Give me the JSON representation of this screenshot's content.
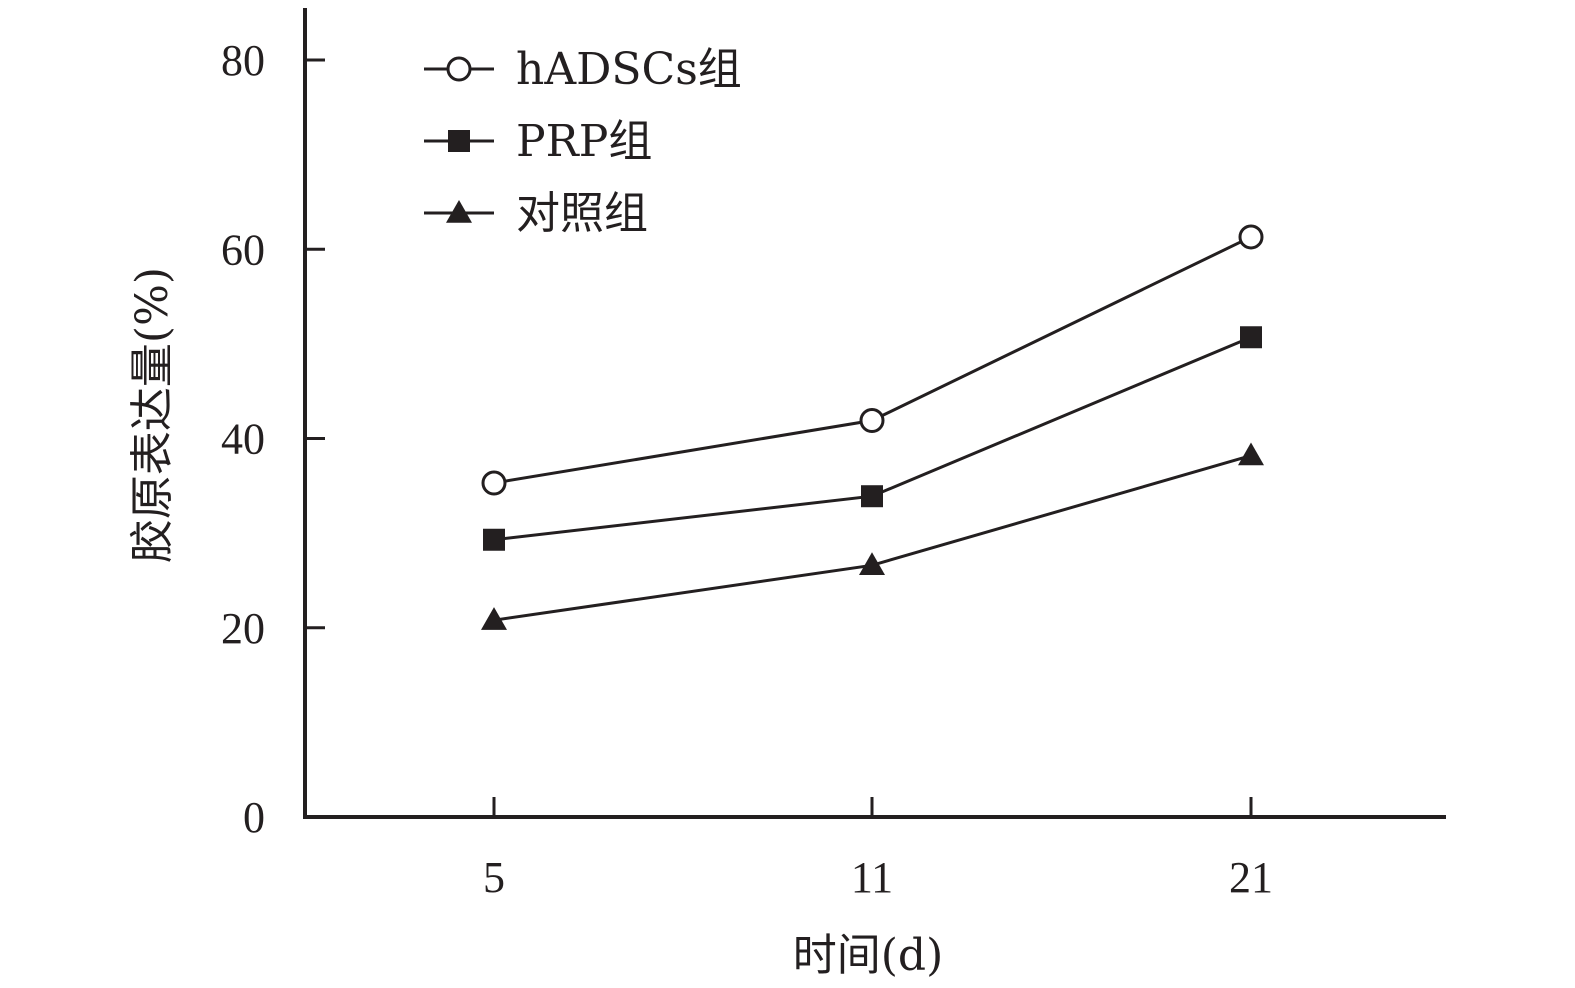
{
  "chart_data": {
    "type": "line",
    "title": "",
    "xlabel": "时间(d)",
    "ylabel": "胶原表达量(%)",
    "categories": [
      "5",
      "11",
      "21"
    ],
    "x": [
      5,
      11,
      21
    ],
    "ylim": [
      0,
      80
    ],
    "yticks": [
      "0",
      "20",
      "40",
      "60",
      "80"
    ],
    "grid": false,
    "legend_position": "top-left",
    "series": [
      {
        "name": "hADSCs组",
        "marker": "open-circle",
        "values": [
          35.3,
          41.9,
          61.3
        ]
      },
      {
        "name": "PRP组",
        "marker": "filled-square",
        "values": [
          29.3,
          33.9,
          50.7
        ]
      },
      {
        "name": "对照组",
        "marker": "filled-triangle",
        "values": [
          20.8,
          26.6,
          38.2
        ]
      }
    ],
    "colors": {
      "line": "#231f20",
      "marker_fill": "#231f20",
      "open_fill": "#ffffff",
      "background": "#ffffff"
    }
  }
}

--

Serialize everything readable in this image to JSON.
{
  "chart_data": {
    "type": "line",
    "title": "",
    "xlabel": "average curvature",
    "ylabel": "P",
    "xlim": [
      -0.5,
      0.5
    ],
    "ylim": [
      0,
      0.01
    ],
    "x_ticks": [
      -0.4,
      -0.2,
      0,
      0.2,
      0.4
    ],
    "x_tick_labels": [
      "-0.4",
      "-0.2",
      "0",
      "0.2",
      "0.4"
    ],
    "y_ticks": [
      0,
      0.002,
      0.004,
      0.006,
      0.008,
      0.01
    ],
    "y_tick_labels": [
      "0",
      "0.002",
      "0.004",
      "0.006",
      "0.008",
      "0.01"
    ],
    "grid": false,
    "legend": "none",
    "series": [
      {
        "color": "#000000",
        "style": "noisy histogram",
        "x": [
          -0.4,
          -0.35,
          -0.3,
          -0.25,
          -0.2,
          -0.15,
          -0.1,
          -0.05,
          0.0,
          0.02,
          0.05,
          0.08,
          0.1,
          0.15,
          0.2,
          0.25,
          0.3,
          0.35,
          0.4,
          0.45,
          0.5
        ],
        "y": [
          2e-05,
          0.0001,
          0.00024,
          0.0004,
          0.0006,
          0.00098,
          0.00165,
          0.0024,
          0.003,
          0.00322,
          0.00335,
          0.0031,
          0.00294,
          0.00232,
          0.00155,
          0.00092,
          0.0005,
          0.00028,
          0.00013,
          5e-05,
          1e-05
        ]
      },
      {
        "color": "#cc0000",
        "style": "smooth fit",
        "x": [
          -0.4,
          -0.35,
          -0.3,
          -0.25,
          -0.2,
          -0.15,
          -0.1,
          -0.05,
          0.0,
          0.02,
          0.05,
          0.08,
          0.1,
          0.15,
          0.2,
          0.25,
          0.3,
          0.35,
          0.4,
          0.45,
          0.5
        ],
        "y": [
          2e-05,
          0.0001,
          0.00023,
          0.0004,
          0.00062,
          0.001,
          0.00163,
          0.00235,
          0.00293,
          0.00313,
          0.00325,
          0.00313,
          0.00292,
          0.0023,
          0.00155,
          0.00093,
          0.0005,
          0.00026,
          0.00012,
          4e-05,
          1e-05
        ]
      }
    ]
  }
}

==

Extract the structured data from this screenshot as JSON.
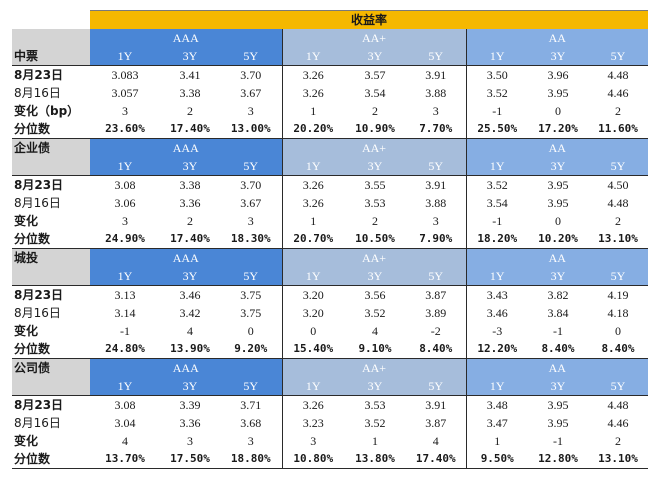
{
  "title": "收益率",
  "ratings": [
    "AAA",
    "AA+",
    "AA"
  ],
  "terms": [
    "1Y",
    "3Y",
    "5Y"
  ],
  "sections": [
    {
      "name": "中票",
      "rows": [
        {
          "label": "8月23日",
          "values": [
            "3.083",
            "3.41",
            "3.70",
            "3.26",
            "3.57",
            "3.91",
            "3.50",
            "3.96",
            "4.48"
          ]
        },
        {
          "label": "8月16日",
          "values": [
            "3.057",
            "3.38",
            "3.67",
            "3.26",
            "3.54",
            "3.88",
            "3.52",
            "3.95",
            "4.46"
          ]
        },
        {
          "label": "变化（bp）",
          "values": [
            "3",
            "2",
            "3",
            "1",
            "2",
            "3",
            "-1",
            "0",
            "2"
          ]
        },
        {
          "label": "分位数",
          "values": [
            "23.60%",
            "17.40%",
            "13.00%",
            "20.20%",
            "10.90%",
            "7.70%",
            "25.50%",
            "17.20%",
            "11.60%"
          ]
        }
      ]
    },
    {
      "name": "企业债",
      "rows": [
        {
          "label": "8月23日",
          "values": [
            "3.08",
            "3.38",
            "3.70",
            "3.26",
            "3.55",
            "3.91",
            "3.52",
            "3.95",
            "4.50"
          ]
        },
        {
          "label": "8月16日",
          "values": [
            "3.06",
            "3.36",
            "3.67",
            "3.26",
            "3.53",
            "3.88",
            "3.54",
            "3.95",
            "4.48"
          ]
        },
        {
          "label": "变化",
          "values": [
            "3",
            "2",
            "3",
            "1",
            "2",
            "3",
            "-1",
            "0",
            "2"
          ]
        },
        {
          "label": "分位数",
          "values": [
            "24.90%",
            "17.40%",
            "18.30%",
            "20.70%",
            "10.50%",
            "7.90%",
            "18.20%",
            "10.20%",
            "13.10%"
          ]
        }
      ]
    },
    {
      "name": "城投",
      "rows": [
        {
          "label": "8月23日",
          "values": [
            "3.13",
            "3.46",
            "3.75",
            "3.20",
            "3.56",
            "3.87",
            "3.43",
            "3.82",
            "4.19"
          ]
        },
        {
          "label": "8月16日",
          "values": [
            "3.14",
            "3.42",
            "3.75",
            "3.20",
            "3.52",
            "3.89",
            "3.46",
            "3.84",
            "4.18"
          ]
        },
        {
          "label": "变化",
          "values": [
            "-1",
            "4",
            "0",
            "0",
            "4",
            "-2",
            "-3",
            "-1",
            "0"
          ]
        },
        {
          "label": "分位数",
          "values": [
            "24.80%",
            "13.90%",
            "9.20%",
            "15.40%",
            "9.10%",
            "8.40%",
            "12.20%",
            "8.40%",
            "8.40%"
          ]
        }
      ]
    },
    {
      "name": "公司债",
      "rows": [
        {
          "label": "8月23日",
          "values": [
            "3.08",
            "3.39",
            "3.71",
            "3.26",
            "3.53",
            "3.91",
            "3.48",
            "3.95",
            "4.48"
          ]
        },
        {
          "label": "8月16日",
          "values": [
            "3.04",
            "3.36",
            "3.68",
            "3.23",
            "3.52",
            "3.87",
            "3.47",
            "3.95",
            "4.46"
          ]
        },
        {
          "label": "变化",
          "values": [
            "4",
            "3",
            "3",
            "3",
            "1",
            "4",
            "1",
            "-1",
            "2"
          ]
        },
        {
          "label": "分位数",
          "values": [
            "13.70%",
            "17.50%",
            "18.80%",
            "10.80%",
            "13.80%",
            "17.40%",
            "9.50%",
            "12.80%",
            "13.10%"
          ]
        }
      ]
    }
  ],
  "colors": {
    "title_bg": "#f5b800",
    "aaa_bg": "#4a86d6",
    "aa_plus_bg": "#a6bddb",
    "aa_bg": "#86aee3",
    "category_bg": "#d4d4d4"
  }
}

■ TASK OBJECTIVE:
Show each line in the entries that holds the string "ffffff".

■ RESPONSE BELOW:
      "open_fill": "#ffffff",
      "background": "#ffffff"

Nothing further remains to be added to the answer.